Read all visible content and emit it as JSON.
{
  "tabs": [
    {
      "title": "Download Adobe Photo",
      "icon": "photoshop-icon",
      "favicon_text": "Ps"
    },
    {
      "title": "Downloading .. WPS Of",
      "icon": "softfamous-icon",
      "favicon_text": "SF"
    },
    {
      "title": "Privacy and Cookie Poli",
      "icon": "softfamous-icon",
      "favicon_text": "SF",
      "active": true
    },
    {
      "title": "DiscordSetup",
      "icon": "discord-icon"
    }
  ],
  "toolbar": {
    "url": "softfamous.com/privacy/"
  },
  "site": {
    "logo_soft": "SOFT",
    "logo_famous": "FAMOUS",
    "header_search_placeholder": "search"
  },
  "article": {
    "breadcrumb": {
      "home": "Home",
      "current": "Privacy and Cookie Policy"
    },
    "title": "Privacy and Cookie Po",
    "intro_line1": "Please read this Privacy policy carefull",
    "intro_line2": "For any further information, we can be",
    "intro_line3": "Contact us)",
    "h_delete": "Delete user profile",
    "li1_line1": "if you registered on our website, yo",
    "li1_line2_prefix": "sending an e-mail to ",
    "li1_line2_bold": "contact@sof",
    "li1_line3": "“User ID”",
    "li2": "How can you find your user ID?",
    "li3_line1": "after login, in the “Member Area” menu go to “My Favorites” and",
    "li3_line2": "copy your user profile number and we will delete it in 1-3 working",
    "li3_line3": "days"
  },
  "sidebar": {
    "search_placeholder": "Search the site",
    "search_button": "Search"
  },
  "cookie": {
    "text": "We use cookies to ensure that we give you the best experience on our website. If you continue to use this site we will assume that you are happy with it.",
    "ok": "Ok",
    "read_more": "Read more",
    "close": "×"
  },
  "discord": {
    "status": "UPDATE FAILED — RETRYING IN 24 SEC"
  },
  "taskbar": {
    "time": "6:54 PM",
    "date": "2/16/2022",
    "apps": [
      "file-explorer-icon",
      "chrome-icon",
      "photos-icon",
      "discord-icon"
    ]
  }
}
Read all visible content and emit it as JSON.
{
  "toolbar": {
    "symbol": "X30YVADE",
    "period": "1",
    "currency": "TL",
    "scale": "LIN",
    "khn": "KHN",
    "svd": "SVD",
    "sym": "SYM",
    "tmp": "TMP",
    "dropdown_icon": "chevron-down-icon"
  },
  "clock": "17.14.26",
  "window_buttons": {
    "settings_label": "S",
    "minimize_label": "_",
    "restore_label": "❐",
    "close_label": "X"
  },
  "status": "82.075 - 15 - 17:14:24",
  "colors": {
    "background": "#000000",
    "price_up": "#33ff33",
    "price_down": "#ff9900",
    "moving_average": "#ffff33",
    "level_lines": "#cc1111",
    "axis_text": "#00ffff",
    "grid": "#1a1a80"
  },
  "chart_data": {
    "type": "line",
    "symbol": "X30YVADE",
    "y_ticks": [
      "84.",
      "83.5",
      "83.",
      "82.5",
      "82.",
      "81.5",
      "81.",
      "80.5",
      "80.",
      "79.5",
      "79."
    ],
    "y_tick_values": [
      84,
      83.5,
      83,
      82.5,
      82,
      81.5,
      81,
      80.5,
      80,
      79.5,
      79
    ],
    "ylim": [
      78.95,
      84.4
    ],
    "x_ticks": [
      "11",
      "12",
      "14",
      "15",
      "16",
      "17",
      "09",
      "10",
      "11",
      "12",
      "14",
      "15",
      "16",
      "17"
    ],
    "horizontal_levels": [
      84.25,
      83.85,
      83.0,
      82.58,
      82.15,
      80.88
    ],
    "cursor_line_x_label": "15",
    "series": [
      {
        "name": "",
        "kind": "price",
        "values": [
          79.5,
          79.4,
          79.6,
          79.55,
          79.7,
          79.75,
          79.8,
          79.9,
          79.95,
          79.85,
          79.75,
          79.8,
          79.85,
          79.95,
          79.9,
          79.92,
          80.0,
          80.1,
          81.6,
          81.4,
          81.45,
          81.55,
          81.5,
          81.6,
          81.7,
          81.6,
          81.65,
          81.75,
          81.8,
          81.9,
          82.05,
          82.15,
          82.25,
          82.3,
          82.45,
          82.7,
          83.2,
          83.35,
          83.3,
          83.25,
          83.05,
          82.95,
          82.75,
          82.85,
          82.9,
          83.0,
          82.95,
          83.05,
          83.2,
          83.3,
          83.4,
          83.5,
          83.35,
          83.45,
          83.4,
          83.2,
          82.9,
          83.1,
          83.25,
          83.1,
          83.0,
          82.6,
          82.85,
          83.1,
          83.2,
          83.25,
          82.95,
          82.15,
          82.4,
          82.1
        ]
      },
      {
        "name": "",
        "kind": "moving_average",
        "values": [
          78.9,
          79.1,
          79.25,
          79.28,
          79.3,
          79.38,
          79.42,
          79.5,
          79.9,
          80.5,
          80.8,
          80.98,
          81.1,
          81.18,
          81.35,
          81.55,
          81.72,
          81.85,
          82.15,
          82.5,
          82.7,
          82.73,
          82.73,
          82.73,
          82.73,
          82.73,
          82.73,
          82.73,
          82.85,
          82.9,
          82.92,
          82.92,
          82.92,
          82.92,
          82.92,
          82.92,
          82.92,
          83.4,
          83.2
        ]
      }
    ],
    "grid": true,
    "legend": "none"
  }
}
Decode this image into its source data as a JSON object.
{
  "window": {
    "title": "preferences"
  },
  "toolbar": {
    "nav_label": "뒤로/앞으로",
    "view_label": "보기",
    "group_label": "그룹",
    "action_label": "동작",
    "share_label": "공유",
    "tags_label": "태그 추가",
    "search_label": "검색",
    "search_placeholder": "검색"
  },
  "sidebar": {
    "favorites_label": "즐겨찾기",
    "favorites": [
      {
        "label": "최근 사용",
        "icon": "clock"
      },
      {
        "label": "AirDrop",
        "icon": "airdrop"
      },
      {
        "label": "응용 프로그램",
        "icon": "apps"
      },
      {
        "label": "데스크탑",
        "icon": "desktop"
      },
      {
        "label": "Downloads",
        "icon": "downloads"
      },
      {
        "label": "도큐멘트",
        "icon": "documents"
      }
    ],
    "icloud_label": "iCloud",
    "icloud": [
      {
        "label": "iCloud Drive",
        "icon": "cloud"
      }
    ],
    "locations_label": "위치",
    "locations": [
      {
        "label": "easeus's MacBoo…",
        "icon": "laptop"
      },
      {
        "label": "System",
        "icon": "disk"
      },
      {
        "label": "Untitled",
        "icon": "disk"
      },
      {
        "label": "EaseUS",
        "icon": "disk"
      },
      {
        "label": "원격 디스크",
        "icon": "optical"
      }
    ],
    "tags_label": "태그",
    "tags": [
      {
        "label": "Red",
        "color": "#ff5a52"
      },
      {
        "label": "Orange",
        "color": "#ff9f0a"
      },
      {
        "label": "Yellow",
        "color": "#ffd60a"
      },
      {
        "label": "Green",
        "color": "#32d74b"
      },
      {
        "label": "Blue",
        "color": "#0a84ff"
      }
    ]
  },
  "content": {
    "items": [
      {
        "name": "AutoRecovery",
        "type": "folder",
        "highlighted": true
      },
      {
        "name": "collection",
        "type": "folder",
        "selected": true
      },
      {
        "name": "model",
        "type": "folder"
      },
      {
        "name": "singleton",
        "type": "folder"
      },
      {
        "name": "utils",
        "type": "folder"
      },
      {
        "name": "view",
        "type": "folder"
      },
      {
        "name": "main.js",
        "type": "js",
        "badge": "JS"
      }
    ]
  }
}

::::

**What you need to do:**
Take the entries above and copy them out exactly.

**Solution to the exercise:**
Read all visible content and emit it as JSON.
{
  "tabs": [
    {
      "title": "Download Adobe Photo",
      "icon": "photoshop-icon",
      "favicon_text": "Ps"
    },
    {
      "title": "Downloading .. WPS Of",
      "icon": "softfamous-icon",
      "favicon_text": "SF"
    },
    {
      "title": "Privacy and Cookie Poli",
      "icon": "softfamous-icon",
      "favicon_text": "SF",
      "active": true
    },
    {
      "title": "DiscordSetup",
      "icon": "discord-icon"
    }
  ],
  "toolbar": {
    "url": "softfamous.com/privacy/"
  },
  "site": {
    "logo_soft": "SOFT",
    "logo_famous": "FAMOUS",
    "header_search_placeholder": "search"
  },
  "article": {
    "breadcrumb": {
      "home": "Home",
      "current": "Privacy and Cookie Policy"
    },
    "title": "Privacy and Cookie Po",
    "intro_line1": "Please read this Privacy policy carefull",
    "intro_line2": "For any further information, we can be",
    "intro_line3": "Contact us)",
    "h_delete": "Delete user profile",
    "li1_line1": "if you registered on our website, yo",
    "li1_line2_prefix": "sending an e-mail to ",
    "li1_line2_bold": "contact@sof",
    "li1_line3": "“User ID”",
    "li2": "How can you find your user ID?",
    "li3_line1": "after login, in the “Member Area” menu go to “My Favorites” and",
    "li3_line2": "copy your user profile number and we will delete it in 1-3 working",
    "li3_line3": "days"
  },
  "sidebar": {
    "search_placeholder": "Search the site",
    "search_button": "Search"
  },
  "cookie": {
    "text": "We use cookies to ensure that we give you the best experience on our website. If you continue to use this site we will assume that you are happy with it.",
    "ok": "Ok",
    "read_more": "Read more",
    "close": "×"
  },
  "discord": {
    "status": "UPDATE FAILED — RETRYING IN 24 SEC"
  },
  "taskbar": {
    "time": "6:54 PM",
    "date": "2/16/2022",
    "apps": [
      "file-explorer-icon",
      "chrome-icon",
      "photos-icon",
      "discord-icon"
    ]
  }
}
Read all visible content and emit it as JSON.
{
  "toolbar": {
    "symbol": "X30YVADE",
    "period": "1",
    "currency": "TL",
    "scale": "LIN",
    "khn": "KHN",
    "svd": "SVD",
    "sym": "SYM",
    "tmp": "TMP",
    "dropdown_icon": "chevron-down-icon"
  },
  "clock": "17.14.26",
  "window_buttons": {
    "settings_label": "S",
    "minimize_label": "_",
    "restore_label": "❐",
    "close_label": "X"
  },
  "status": "82.075 - 15 - 17:14:24",
  "colors": {
    "background": "#000000",
    "price_up": "#33ff33",
    "price_down": "#ff9900",
    "moving_average": "#ffff33",
    "level_lines": "#cc1111",
    "axis_text": "#00ffff",
    "grid": "#1a1a80"
  },
  "chart_data": {
    "type": "line",
    "symbol": "X30YVADE",
    "y_ticks": [
      "84.",
      "83.5",
      "83.",
      "82.5",
      "82.",
      "81.5",
      "81.",
      "80.5",
      "80.",
      "79.5",
      "79."
    ],
    "y_tick_values": [
      84,
      83.5,
      83,
      82.5,
      82,
      81.5,
      81,
      80.5,
      80,
      79.5,
      79
    ],
    "ylim": [
      78.95,
      84.4
    ],
    "x_ticks": [
      "11",
      "12",
      "14",
      "15",
      "16",
      "17",
      "09",
      "10",
      "11",
      "12",
      "14",
      "15",
      "16",
      "17"
    ],
    "horizontal_levels": [
      84.25,
      83.85,
      83.0,
      82.58,
      82.15,
      80.88
    ],
    "cursor_line_x_label": "15",
    "series": [
      {
        "name": "",
        "kind": "price",
        "values": [
          79.5,
          79.4,
          79.6,
          79.55,
          79.7,
          79.75,
          79.8,
          79.9,
          79.95,
          79.85,
          79.75,
          79.8,
          79.85,
          79.95,
          79.9,
          79.92,
          80.0,
          80.1,
          81.6,
          81.4,
          81.45,
          81.55,
          81.5,
          81.6,
          81.7,
          81.6,
          81.65,
          81.75,
          81.8,
          81.9,
          82.05,
          82.15,
          82.25,
          82.3,
          82.45,
          82.7,
          83.2,
          83.35,
          83.3,
          83.25,
          83.05,
          82.95,
          82.75,
          82.85,
          82.9,
          83.0,
          82.95,
          83.05,
          83.2,
          83.3,
          83.4,
          83.5,
          83.35,
          83.45,
          83.4,
          83.2,
          82.9,
          83.1,
          83.25,
          83.1,
          83.0,
          82.6,
          82.85,
          83.1,
          83.2,
          83.25,
          82.95,
          82.15,
          82.4,
          82.1
        ]
      },
      {
        "name": "",
        "kind": "moving_average",
        "values": [
          78.9,
          79.1,
          79.25,
          79.28,
          79.3,
          79.38,
          79.42,
          79.5,
          79.9,
          80.5,
          80.8,
          80.98,
          81.1,
          81.18,
          81.35,
          81.55,
          81.72,
          81.85,
          82.15,
          82.5,
          82.7,
          82.73,
          82.73,
          82.73,
          82.73,
          82.73,
          82.73,
          82.73,
          82.85,
          82.9,
          82.92,
          82.92,
          82.92,
          82.92,
          82.92,
          82.92,
          82.92,
          83.4,
          83.2
        ]
      }
    ],
    "grid": true,
    "legend": "none"
  }
}
Decode this image into its source data as a JSON object.
{
  "window": {
    "title": "preferences"
  },
  "toolbar": {
    "nav_label": "뒤로/앞으로",
    "view_label": "보기",
    "group_label": "그룹",
    "action_label": "동작",
    "share_label": "공유",
    "tags_label": "태그 추가",
    "search_label": "검색",
    "search_placeholder": "검색"
  },
  "sidebar": {
    "favorites_label": "즐겨찾기",
    "favorites": [
      {
        "label": "최근 사용",
        "icon": "clock"
      },
      {
        "label": "AirDrop",
        "icon": "airdrop"
      },
      {
        "label": "응용 프로그램",
        "icon": "apps"
      },
      {
        "label": "데스크탑",
        "icon": "desktop"
      },
      {
        "label": "Downloads",
        "icon": "downloads"
      },
      {
        "label": "도큐멘트",
        "icon": "documents"
      }
    ],
    "icloud_label": "iCloud",
    "icloud": [
      {
        "label": "iCloud Drive",
        "icon": "cloud"
      }
    ],
    "locations_label": "위치",
    "locations": [
      {
        "label": "easeus's MacBoo…",
        "icon": "laptop"
      },
      {
        "label": "System",
        "icon": "disk"
      },
      {
        "label": "Untitled",
        "icon": "disk"
      },
      {
        "label": "EaseUS",
        "icon": "disk"
      },
      {
        "label": "원격 디스크",
        "icon": "optical"
      }
    ],
    "tags_label": "태그",
    "tags": [
      {
        "label": "Red",
        "color": "#ff5a52"
      },
      {
        "label": "Orange",
        "color": "#ff9f0a"
      },
      {
        "label": "Yellow",
        "color": "#ffd60a"
      },
      {
        "label": "Green",
        "color": "#32d74b"
      },
      {
        "label": "Blue",
        "color": "#0a84ff"
      }
    ]
  },
  "content": {
    "items": [
      {
        "name": "AutoRecovery",
        "type": "folder",
        "highlighted": true
      },
      {
        "name": "collection",
        "type": "folder",
        "selected": true
      },
      {
        "name": "model",
        "type": "folder"
      },
      {
        "name": "singleton",
        "type": "folder"
      },
      {
        "name": "utils",
        "type": "folder"
      },
      {
        "name": "view",
        "type": "folder"
      },
      {
        "name": "main.js",
        "type": "js",
        "badge": "JS"
      }
    ]
  }
}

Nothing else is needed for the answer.